What you need to do - Locate the line that contains "Parse this screenshot: output". Print it and each following line through the end of the listing, verbatim, and nothing more.

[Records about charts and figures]
— start —
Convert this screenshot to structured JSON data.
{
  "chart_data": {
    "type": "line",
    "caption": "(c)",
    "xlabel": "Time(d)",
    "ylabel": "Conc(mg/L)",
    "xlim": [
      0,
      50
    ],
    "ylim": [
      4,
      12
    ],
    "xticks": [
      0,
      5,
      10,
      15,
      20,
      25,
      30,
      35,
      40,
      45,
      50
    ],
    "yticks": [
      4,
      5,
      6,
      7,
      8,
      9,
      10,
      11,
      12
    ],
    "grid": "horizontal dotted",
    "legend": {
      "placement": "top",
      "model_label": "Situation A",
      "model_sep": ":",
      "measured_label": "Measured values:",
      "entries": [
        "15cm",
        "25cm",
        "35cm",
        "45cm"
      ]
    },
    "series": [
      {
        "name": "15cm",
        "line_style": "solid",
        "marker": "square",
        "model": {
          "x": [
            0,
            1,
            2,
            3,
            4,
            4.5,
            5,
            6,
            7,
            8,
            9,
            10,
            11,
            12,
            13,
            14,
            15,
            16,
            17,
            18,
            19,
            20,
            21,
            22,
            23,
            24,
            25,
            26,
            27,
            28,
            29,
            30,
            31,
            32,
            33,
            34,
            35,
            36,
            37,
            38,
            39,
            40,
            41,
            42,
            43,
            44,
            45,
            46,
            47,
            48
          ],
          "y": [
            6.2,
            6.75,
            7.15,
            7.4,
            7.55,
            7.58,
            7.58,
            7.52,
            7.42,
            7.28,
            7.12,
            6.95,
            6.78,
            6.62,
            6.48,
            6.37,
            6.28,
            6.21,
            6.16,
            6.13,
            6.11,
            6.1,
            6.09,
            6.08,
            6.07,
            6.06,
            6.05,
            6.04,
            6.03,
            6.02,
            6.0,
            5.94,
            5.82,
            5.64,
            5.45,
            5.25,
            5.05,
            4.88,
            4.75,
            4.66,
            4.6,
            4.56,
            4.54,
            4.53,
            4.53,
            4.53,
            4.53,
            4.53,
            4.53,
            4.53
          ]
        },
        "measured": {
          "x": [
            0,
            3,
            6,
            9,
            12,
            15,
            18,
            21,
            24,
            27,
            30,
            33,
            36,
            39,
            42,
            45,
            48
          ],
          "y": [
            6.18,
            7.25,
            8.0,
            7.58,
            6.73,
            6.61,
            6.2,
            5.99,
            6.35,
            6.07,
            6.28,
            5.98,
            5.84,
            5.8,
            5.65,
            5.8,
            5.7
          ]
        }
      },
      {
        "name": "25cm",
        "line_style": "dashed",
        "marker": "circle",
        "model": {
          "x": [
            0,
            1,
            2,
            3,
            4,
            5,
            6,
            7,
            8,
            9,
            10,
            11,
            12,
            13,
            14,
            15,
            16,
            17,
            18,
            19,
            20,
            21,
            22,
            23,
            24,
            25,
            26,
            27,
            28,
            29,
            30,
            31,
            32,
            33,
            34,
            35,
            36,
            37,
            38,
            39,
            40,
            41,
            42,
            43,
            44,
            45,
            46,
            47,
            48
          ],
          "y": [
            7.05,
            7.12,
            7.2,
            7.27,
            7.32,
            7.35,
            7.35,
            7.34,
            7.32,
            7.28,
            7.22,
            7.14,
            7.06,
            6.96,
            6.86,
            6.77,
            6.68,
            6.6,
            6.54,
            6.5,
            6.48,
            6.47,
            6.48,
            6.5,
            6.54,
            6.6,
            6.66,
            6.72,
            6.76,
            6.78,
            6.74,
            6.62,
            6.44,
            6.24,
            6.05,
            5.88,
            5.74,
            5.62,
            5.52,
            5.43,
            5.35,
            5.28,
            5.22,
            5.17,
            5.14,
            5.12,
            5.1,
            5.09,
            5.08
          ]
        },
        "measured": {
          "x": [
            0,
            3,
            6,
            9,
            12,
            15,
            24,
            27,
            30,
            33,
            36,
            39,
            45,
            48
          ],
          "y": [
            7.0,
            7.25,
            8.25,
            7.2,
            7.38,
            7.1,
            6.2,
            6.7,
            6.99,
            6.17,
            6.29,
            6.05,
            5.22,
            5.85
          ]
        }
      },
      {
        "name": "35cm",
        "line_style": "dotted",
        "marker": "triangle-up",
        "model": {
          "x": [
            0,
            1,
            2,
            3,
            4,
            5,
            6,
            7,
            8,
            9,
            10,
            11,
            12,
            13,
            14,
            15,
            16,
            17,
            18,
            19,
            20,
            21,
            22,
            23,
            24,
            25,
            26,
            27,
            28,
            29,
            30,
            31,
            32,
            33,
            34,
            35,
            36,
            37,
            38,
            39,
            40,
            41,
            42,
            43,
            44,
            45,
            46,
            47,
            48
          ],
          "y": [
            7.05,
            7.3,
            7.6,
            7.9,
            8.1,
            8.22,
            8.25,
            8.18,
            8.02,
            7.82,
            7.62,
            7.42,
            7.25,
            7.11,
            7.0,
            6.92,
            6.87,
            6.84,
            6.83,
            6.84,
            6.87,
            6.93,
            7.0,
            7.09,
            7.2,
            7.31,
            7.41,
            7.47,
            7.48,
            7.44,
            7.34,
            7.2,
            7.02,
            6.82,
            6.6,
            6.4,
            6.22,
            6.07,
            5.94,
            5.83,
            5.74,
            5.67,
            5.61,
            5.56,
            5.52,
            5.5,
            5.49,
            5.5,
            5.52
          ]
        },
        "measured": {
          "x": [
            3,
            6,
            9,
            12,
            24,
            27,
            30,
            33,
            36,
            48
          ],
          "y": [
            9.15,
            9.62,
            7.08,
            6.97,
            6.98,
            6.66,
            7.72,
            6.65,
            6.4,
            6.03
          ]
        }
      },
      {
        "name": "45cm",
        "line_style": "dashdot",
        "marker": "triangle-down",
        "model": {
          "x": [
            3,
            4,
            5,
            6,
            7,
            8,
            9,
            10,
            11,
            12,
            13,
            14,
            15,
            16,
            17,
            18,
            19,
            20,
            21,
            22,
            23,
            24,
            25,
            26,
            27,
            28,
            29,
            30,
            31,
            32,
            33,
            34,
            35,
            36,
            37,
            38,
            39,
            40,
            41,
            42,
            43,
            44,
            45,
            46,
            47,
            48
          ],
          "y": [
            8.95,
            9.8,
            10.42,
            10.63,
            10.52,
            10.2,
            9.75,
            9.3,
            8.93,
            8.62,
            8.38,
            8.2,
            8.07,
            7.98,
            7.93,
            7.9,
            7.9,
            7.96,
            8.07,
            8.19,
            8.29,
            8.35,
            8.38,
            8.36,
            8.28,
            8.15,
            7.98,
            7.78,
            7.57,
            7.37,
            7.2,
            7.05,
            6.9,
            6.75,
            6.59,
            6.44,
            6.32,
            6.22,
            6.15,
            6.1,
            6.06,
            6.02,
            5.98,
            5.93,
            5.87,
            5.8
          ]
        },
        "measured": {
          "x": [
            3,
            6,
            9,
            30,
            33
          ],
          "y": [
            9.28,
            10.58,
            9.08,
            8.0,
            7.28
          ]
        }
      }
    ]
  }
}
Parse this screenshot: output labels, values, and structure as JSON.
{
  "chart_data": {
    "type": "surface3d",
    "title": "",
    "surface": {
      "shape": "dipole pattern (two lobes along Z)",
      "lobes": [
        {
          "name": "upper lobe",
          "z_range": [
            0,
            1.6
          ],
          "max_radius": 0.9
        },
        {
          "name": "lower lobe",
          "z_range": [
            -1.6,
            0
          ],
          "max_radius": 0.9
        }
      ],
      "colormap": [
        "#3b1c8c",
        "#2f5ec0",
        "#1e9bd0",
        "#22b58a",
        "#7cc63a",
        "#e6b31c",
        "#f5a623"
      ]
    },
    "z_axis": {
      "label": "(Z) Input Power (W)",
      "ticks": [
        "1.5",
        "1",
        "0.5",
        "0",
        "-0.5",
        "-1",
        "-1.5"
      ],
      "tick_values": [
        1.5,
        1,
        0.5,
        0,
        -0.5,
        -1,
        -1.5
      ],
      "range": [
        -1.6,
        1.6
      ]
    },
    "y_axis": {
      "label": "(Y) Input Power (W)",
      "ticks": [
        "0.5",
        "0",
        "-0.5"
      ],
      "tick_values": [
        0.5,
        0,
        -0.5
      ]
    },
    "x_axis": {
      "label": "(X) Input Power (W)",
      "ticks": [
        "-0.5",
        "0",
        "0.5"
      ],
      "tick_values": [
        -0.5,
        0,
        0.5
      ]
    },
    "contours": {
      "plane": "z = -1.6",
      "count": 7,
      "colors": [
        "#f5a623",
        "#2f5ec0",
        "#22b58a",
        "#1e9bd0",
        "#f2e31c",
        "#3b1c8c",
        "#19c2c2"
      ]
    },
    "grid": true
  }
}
— end —
Exercise result -
Parse this screenshot: output labels, values, and structure as JSON.
{
  "chart_data": {
    "type": "surface3d",
    "title": "",
    "surface": {
      "shape": "dipole pattern (two lobes along Z)",
      "lobes": [
        {
          "name": "upper lobe",
          "z_range": [
            0,
            1.6
          ],
          "max_radius": 0.9
        },
        {
          "name": "lower lobe",
          "z_range": [
            -1.6,
            0
          ],
          "max_radius": 0.9
        }
      ],
      "colormap": [
        "#3b1c8c",
        "#2f5ec0",
        "#1e9bd0",
        "#22b58a",
        "#7cc63a",
        "#e6b31c",
        "#f5a623"
      ]
    },
    "z_axis": {
      "label": "(Z) Input Power (W)",
      "ticks": [
        "1.5",
        "1",
        "0.5",
        "0",
        "-0.5",
        "-1",
        "-1.5"
      ],
      "tick_values": [
        1.5,
        1,
        0.5,
        0,
        -0.5,
        -1,
        -1.5
      ],
      "range": [
        -1.6,
        1.6
      ]
    },
    "y_axis": {
      "label": "(Y) Input Power (W)",
      "ticks": [
        "0.5",
        "0",
        "-0.5"
      ],
      "tick_values": [
        0.5,
        0,
        -0.5
      ]
    },
    "x_axis": {
      "label": "(X) Input Power (W)",
      "ticks": [
        "-0.5",
        "0",
        "0.5"
      ],
      "tick_values": [
        -0.5,
        0,
        0.5
      ]
    },
    "contours": {
      "plane": "z = -1.6",
      "count": 7,
      "colors": [
        "#f5a623",
        "#2f5ec0",
        "#22b58a",
        "#1e9bd0",
        "#f2e31c",
        "#3b1c8c",
        "#19c2c2"
      ]
    },
    "grid": true
  }
}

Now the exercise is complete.